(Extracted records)
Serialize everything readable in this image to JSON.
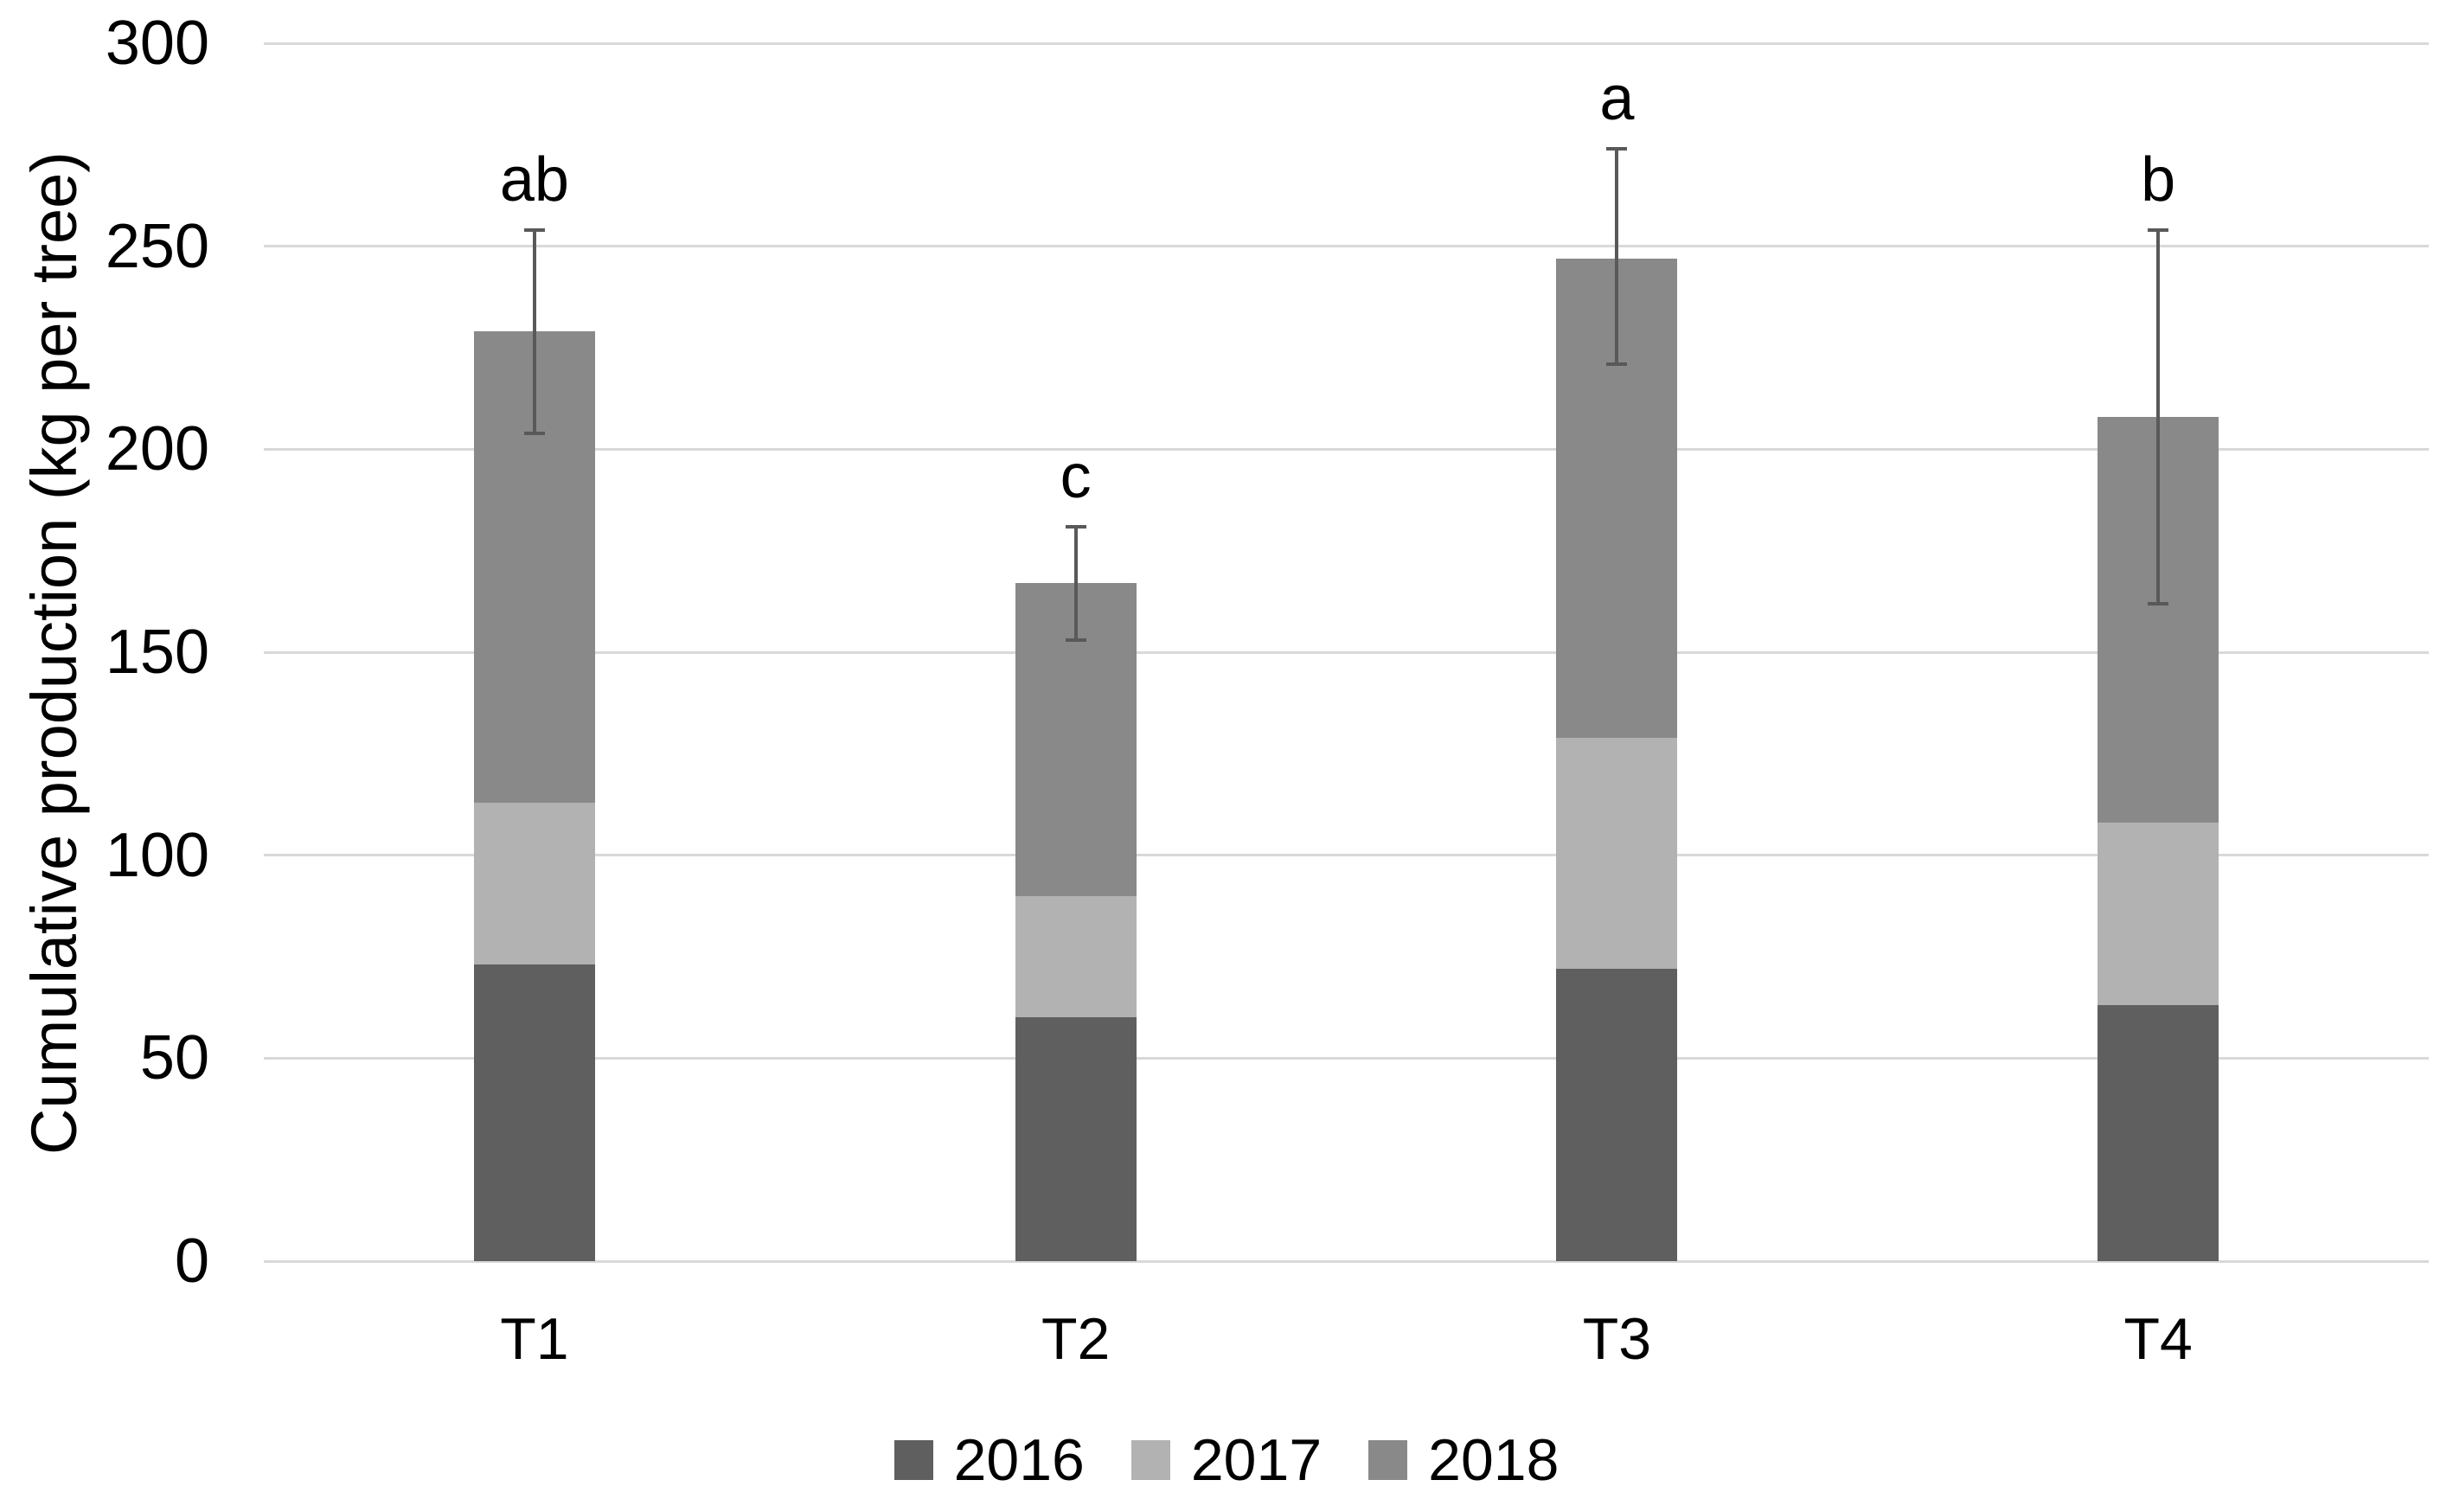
{
  "chart_data": {
    "type": "bar",
    "stacked": true,
    "title": "",
    "xlabel": "",
    "ylabel": "Cumulative production (kg per tree)",
    "categories": [
      "T1",
      "T2",
      "T3",
      "T4"
    ],
    "series": [
      {
        "name": "2016",
        "color": "#5f5f5f",
        "values": [
          73,
          60,
          72,
          63
        ]
      },
      {
        "name": "2017",
        "color": "#b2b2b2",
        "values": [
          40,
          30,
          57,
          45
        ]
      },
      {
        "name": "2018",
        "color": "#898989",
        "values": [
          116,
          77,
          118,
          100
        ]
      }
    ],
    "totals": [
      229,
      167,
      247,
      208
    ],
    "error_bars": {
      "upper": [
        254,
        181,
        274,
        254
      ],
      "lower": [
        204,
        153,
        221,
        162
      ]
    },
    "sig_letters": [
      "ab",
      "c",
      "a",
      "b"
    ],
    "y_ticks": [
      0,
      50,
      100,
      150,
      200,
      250,
      300
    ],
    "ylim": [
      0,
      300
    ],
    "grid": true,
    "legend_position": "bottom",
    "colors": {
      "gridline": "#d9d9d9",
      "error_bar": "#595959",
      "text": "#000000",
      "background": "#ffffff"
    }
  }
}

— What is asked —
Return each line of the data, keeping its wording exact and omitting pictures.

— Solution to this problem —
Serialize everything readable in this image to JSON.
{
  "chart_data": {
    "type": "bar",
    "stacked": true,
    "title": "",
    "xlabel": "",
    "ylabel": "Cumulative production (kg per tree)",
    "categories": [
      "T1",
      "T2",
      "T3",
      "T4"
    ],
    "series": [
      {
        "name": "2016",
        "color": "#5f5f5f",
        "values": [
          73,
          60,
          72,
          63
        ]
      },
      {
        "name": "2017",
        "color": "#b2b2b2",
        "values": [
          40,
          30,
          57,
          45
        ]
      },
      {
        "name": "2018",
        "color": "#898989",
        "values": [
          116,
          77,
          118,
          100
        ]
      }
    ],
    "totals": [
      229,
      167,
      247,
      208
    ],
    "error_bars": {
      "upper": [
        254,
        181,
        274,
        254
      ],
      "lower": [
        204,
        153,
        221,
        162
      ]
    },
    "sig_letters": [
      "ab",
      "c",
      "a",
      "b"
    ],
    "y_ticks": [
      0,
      50,
      100,
      150,
      200,
      250,
      300
    ],
    "ylim": [
      0,
      300
    ],
    "grid": true,
    "legend_position": "bottom",
    "colors": {
      "gridline": "#d9d9d9",
      "error_bar": "#595959",
      "text": "#000000",
      "background": "#ffffff"
    }
  }
}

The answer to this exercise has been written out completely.